## THE TASK
Would you repeat the listing exactly but omit every picture?

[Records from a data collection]
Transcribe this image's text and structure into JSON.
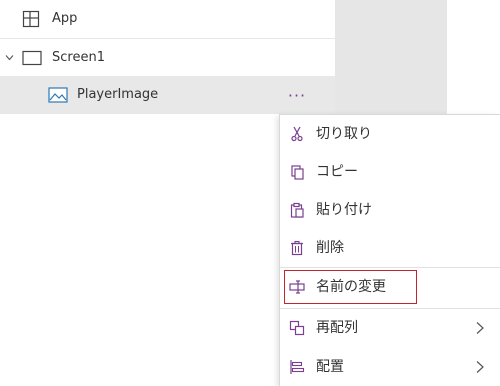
{
  "tree": {
    "items": [
      {
        "label": "App",
        "icon": "app-grid-icon"
      },
      {
        "label": "Screen1",
        "icon": "screen-icon"
      },
      {
        "label": "PlayerImage",
        "icon": "image-icon"
      }
    ],
    "more_label": "···"
  },
  "menu": {
    "items": [
      {
        "label": "切り取り",
        "icon": "cut-icon"
      },
      {
        "label": "コピー",
        "icon": "copy-icon"
      },
      {
        "label": "貼り付け",
        "icon": "paste-icon"
      },
      {
        "label": "削除",
        "icon": "delete-icon"
      },
      {
        "label": "名前の変更",
        "icon": "rename-icon",
        "highlighted": true
      },
      {
        "label": "再配列",
        "icon": "reorder-icon",
        "submenu": true
      },
      {
        "label": "配置",
        "icon": "align-icon",
        "submenu": true
      }
    ]
  },
  "colors": {
    "accent": "#7a3f90",
    "selected_row": "#e8e8e8",
    "highlight_border": "#c4262e",
    "side_strip": "#e6e6e6"
  }
}
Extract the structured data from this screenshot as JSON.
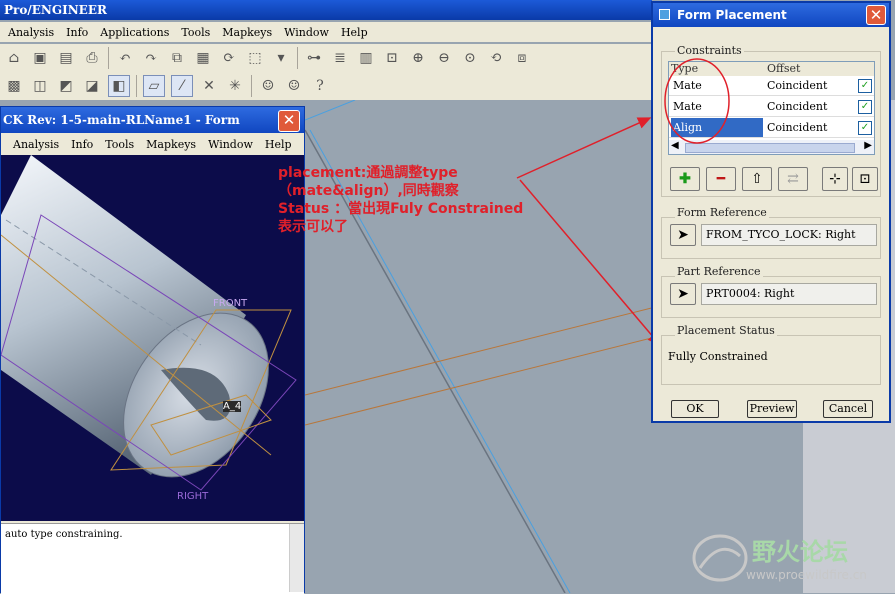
{
  "main_window": {
    "title": "Pro/ENGINEER",
    "menu": [
      "Analysis",
      "Info",
      "Applications",
      "Tools",
      "Mapkeys",
      "Window",
      "Help"
    ]
  },
  "form_window": {
    "title": "CK Rev: 1-5-main-RLName1 - Form",
    "menu": [
      "Analysis",
      "Info",
      "Tools",
      "Mapkeys",
      "Window",
      "Help"
    ],
    "close": "✕",
    "datum_labels": {
      "front": "FRONT",
      "right": "RIGHT",
      "axis": "A_4"
    },
    "message": "auto type constraining."
  },
  "dialog": {
    "title": "Form Placement",
    "close": "✕",
    "constraints_label": "Constraints",
    "columns": {
      "type": "Type",
      "offset": "Offset"
    },
    "rows": [
      {
        "type": "Mate",
        "offset": "Coincident",
        "checked": "✓"
      },
      {
        "type": "Mate",
        "offset": "Coincident",
        "checked": "✓"
      },
      {
        "type": "Align",
        "offset": "Coincident",
        "checked": "✓"
      }
    ],
    "form_reference_label": "Form Reference",
    "form_reference_value": "FROM_TYCO_LOCK: Right",
    "part_reference_label": "Part Reference",
    "part_reference_value": "PRT0004: Right",
    "placement_status_label": "Placement Status",
    "placement_status_value": "Fully Constrained",
    "ok": "OK",
    "preview": "Preview",
    "cancel": "Cancel"
  },
  "annotation": {
    "line1": "placement:通過調整type",
    "line2": "（mate&align）,同時觀察",
    "line3": "Status ：當出現Fuly Constrained",
    "line4": "表示可以了"
  },
  "watermark": {
    "title": "野火论坛",
    "url": "www.proewildfire.cn"
  },
  "colors": {
    "title_bar": "#1046c0",
    "annotation_red": "#e0202a",
    "selection": "#316ac5",
    "graphics_bg": "#0c0c4a"
  }
}
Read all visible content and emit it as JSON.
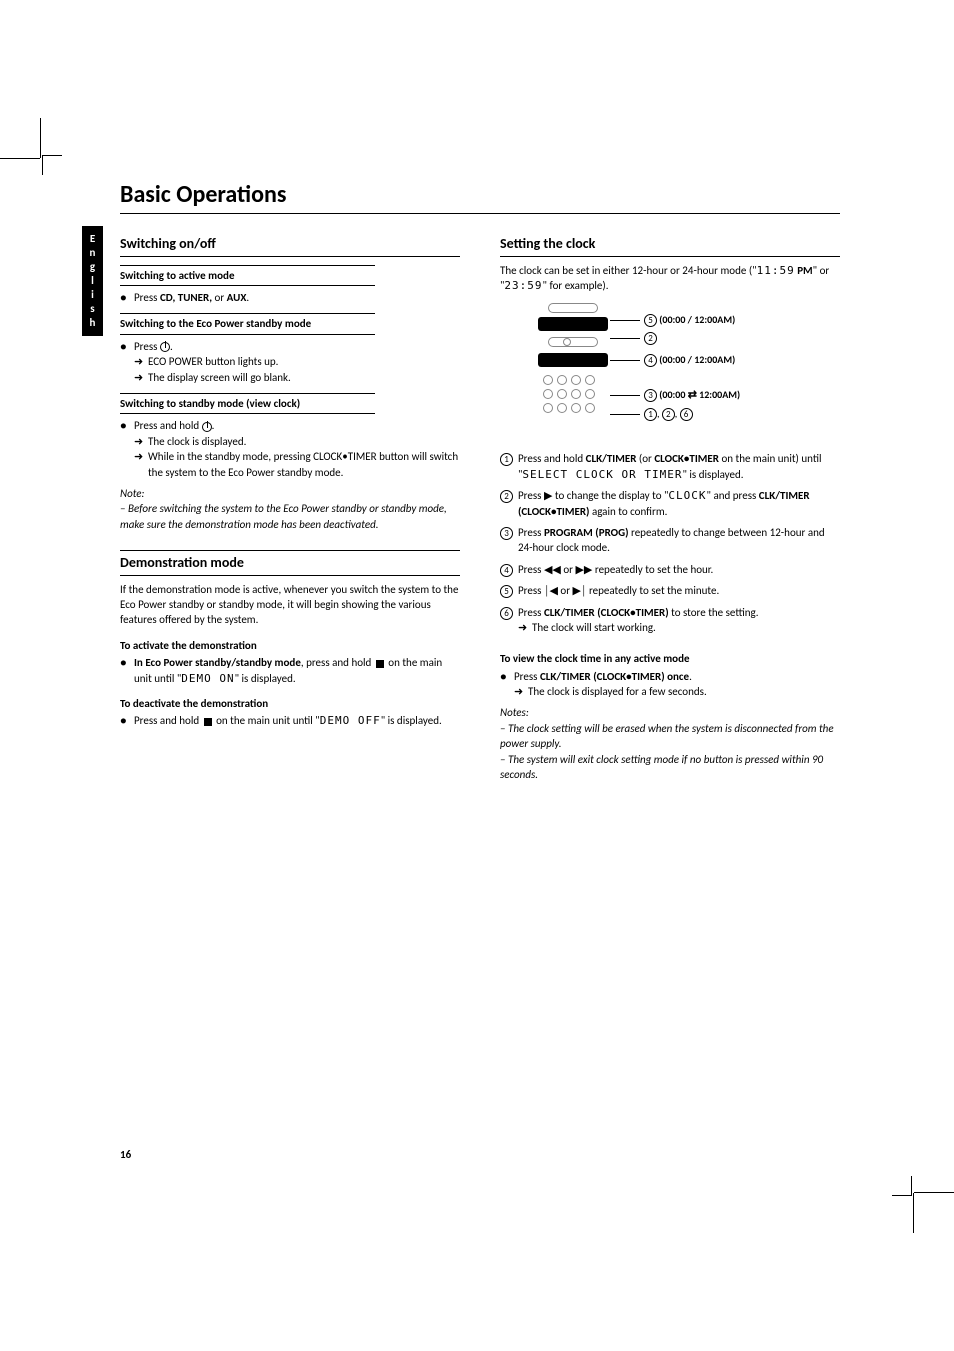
{
  "lang_tab": "English",
  "title": "Basic Operations",
  "page_number": "16",
  "left": {
    "h_on_off": "Switching on/off",
    "h_active": "Switching to active mode",
    "press_cd_tuner_aux_pre": "Press",
    "press_cd_tuner_aux_strong": " CD, TUNER,",
    "press_cd_tuner_aux_post": " or ",
    "press_cd_tuner_aux_aux": "AUX",
    "h_eco": "Switching to the Eco Power standby mode",
    "press_power": "Press ",
    "eco_lights": "ECO POWER button lights up.",
    "screen_blank": "The display screen will go blank.",
    "h_standby": "Switching to standby mode (view clock)",
    "press_hold_power": "Press and hold ",
    "clock_displayed": "The clock is displayed.",
    "while_standby": "While in the standby mode, pressing CLOCK•TIMER button will switch the system to the Eco Power standby mode.",
    "note_label": "Note:",
    "note_body": "– Before switching the system to the Eco Power standby or standby mode, make sure the demonstration mode has been deactivated.",
    "h_demo": "Demonstration mode",
    "demo_intro": "If the demonstration mode is active, whenever you switch the system to the Eco Power standby or standby mode, it will begin showing the various features offered by the system.",
    "h_activate": "To activate the demonstration",
    "activate_1": "In Eco Power standby/standby mode",
    "activate_2": ", press and hold ",
    "activate_3": " on the main unit until \"",
    "demo_on": "DEMO ON",
    "activate_4": "\" is displayed.",
    "h_deactivate": "To deactivate the demonstration",
    "deactivate_1": "Press and hold ",
    "deactivate_2": " on the main unit until \"",
    "demo_off": "DEMO OFF",
    "deactivate_3": "\" is displayed."
  },
  "right": {
    "h_clock": "Setting the clock",
    "clock_intro_1": "The clock can be set in either 12-hour or 24-hour mode (\"",
    "eleven59": "11:59",
    "pm": "PM",
    "clock_intro_2": "\" or \"",
    "t2359": "23:59",
    "clock_intro_3": "\" for example).",
    "cl5": "(00:00 / 12:00AM)",
    "cl4": "(00:00 / 12:00AM)",
    "cl3": "(00:00 ",
    "cl3b": " 12:00AM)",
    "cl126_1": "1",
    "cl126_2": "2",
    "cl126_3": "6",
    "step1_a": "Press and hold ",
    "step1_b": "CLK/TIMER",
    "step1_c": " (or ",
    "step1_d": "CLOCK•TIMER",
    "step1_e": " on the main unit) until \"",
    "select_clock": "SELECT CLOCK OR TIMER",
    "step1_f": "\" is displayed.",
    "step2_a": "Press ",
    "step2_b": " to change the display to \"",
    "clock_txt": "CLOCK",
    "step2_c": "\" and press ",
    "step2_d": "CLK/TIMER (CLOCK•TIMER)",
    "step2_e": " again to confirm.",
    "step3_a": "Press ",
    "step3_b": "PROGRAM (PROG)",
    "step3_c": " repeatedly to change between 12-hour and 24-hour clock mode.",
    "step4_a": "Press ",
    "step4_b": " or ",
    "step4_c": " repeatedly to set the hour.",
    "step5_a": "Press ",
    "step5_b": " or ",
    "step5_c": " repeatedly to set the minute.",
    "step6_a": "Press ",
    "step6_b": "CLK/TIMER (CLOCK•TIMER)",
    "step6_c": " to store the setting.",
    "step6_arrow": "The clock will start working.",
    "h_view": "To view the clock time in any active mode",
    "view_a": "Press ",
    "view_b": "CLK/TIMER (CLOCK•TIMER) once",
    "view_arrow": "The clock is displayed for a few seconds.",
    "notes_label": "Notes:",
    "note1": "– The clock setting will be erased when the system is disconnected from the power supply.",
    "note2": "– The system will exit clock setting mode if no button is pressed within 90 seconds."
  }
}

## ANSWER TO THIS EXERCISE
Transcribe this image's text and structure into JSON.
{
  "tree": {
    "items": [
      {
        "label": "App",
        "icon": "app-grid-icon"
      },
      {
        "label": "Screen1",
        "icon": "screen-icon"
      },
      {
        "label": "PlayerImage",
        "icon": "image-icon"
      }
    ],
    "more_label": "···"
  },
  "menu": {
    "items": [
      {
        "label": "切り取り",
        "icon": "cut-icon"
      },
      {
        "label": "コピー",
        "icon": "copy-icon"
      },
      {
        "label": "貼り付け",
        "icon": "paste-icon"
      },
      {
        "label": "削除",
        "icon": "delete-icon"
      },
      {
        "label": "名前の変更",
        "icon": "rename-icon",
        "highlighted": true
      },
      {
        "label": "再配列",
        "icon": "reorder-icon",
        "submenu": true
      },
      {
        "label": "配置",
        "icon": "align-icon",
        "submenu": true
      }
    ]
  },
  "colors": {
    "accent": "#7a3f90",
    "selected_row": "#e8e8e8",
    "highlight_border": "#c4262e",
    "side_strip": "#e6e6e6"
  }
}
Extract the structured data from this screenshot as JSON.
{
  "main_window": {
    "title": "Pro/ENGINEER",
    "menu": [
      "Analysis",
      "Info",
      "Applications",
      "Tools",
      "Mapkeys",
      "Window",
      "Help"
    ]
  },
  "form_window": {
    "title": "CK Rev: 1-5-main-RLName1 - Form",
    "menu": [
      "Analysis",
      "Info",
      "Tools",
      "Mapkeys",
      "Window",
      "Help"
    ],
    "close": "✕",
    "datum_labels": {
      "front": "FRONT",
      "right": "RIGHT",
      "axis": "A_4"
    },
    "message": "auto type constraining."
  },
  "dialog": {
    "title": "Form Placement",
    "close": "✕",
    "constraints_label": "Constraints",
    "columns": {
      "type": "Type",
      "offset": "Offset"
    },
    "rows": [
      {
        "type": "Mate",
        "offset": "Coincident",
        "checked": "✓"
      },
      {
        "type": "Mate",
        "offset": "Coincident",
        "checked": "✓"
      },
      {
        "type": "Align",
        "offset": "Coincident",
        "checked": "✓"
      }
    ],
    "form_reference_label": "Form Reference",
    "form_reference_value": "FROM_TYCO_LOCK: Right",
    "part_reference_label": "Part Reference",
    "part_reference_value": "PRT0004: Right",
    "placement_status_label": "Placement Status",
    "placement_status_value": "Fully Constrained",
    "ok": "OK",
    "preview": "Preview",
    "cancel": "Cancel"
  },
  "annotation": {
    "line1": "placement:通過調整type",
    "line2": "（mate&align）,同時觀察",
    "line3": "Status ：當出現Fuly Constrained",
    "line4": "表示可以了"
  },
  "watermark": {
    "title": "野火论坛",
    "url": "www.proewildfire.cn"
  },
  "colors": {
    "title_bar": "#1046c0",
    "annotation_red": "#e0202a",
    "selection": "#316ac5",
    "graphics_bg": "#0c0c4a"
  }
}
Read all visible content and emit it as JSON.
{
  "lang_tab": "English",
  "title": "Basic Operations",
  "page_number": "16",
  "left": {
    "h_on_off": "Switching on/off",
    "h_active": "Switching to active mode",
    "press_cd_tuner_aux_pre": "Press",
    "press_cd_tuner_aux_strong": " CD, TUNER,",
    "press_cd_tuner_aux_post": " or ",
    "press_cd_tuner_aux_aux": "AUX",
    "h_eco": "Switching to the Eco Power standby mode",
    "press_power": "Press ",
    "eco_lights": "ECO POWER button lights up.",
    "screen_blank": "The display screen will go blank.",
    "h_standby": "Switching to standby mode (view clock)",
    "press_hold_power": "Press and hold ",
    "clock_displayed": "The clock is displayed.",
    "while_standby": "While in the standby mode, pressing CLOCK•TIMER button will switch the system to the Eco Power standby mode.",
    "note_label": "Note:",
    "note_body": "– Before switching the system to the Eco Power standby or standby mode, make sure the demonstration mode has been deactivated.",
    "h_demo": "Demonstration mode",
    "demo_intro": "If the demonstration mode is active, whenever you switch the system to the Eco Power standby or standby mode, it will begin showing the various features offered by the system.",
    "h_activate": "To activate the demonstration",
    "activate_1": "In Eco Power standby/standby mode",
    "activate_2": ", press and hold ",
    "activate_3": " on the main unit until \"",
    "demo_on": "DEMO ON",
    "activate_4": "\" is displayed.",
    "h_deactivate": "To deactivate the demonstration",
    "deactivate_1": "Press and hold ",
    "deactivate_2": " on the main unit until \"",
    "demo_off": "DEMO OFF",
    "deactivate_3": "\" is displayed."
  },
  "right": {
    "h_clock": "Setting the clock",
    "clock_intro_1": "The clock can be set in either 12-hour or 24-hour mode (\"",
    "eleven59": "11:59",
    "pm": "PM",
    "clock_intro_2": "\" or \"",
    "t2359": "23:59",
    "clock_intro_3": "\" for example).",
    "cl5": "(00:00 / 12:00AM)",
    "cl4": "(00:00 / 12:00AM)",
    "cl3": "(00:00 ",
    "cl3b": " 12:00AM)",
    "cl126_1": "1",
    "cl126_2": "2",
    "cl126_3": "6",
    "step1_a": "Press and hold ",
    "step1_b": "CLK/TIMER",
    "step1_c": " (or ",
    "step1_d": "CLOCK•TIMER",
    "step1_e": " on the main unit) until \"",
    "select_clock": "SELECT CLOCK OR TIMER",
    "step1_f": "\" is displayed.",
    "step2_a": "Press ",
    "step2_b": " to change the display to \"",
    "clock_txt": "CLOCK",
    "step2_c": "\" and press ",
    "step2_d": "CLK/TIMER (CLOCK•TIMER)",
    "step2_e": " again to confirm.",
    "step3_a": "Press ",
    "step3_b": "PROGRAM (PROG)",
    "step3_c": " repeatedly to change between 12-hour and 24-hour clock mode.",
    "step4_a": "Press ",
    "step4_b": " or ",
    "step4_c": " repeatedly to set the hour.",
    "step5_a": "Press ",
    "step5_b": " or ",
    "step5_c": " repeatedly to set the minute.",
    "step6_a": "Press ",
    "step6_b": "CLK/TIMER (CLOCK•TIMER)",
    "step6_c": " to store the setting.",
    "step6_arrow": "The clock will start working.",
    "h_view": "To view the clock time in any active mode",
    "view_a": "Press ",
    "view_b": "CLK/TIMER (CLOCK•TIMER) once",
    "view_arrow": "The clock is displayed for a few seconds.",
    "notes_label": "Notes:",
    "note1": "– The clock setting will be erased when the system is disconnected from the power supply.",
    "note2": "– The system will exit clock setting mode if no button is pressed within 90 seconds."
  }
}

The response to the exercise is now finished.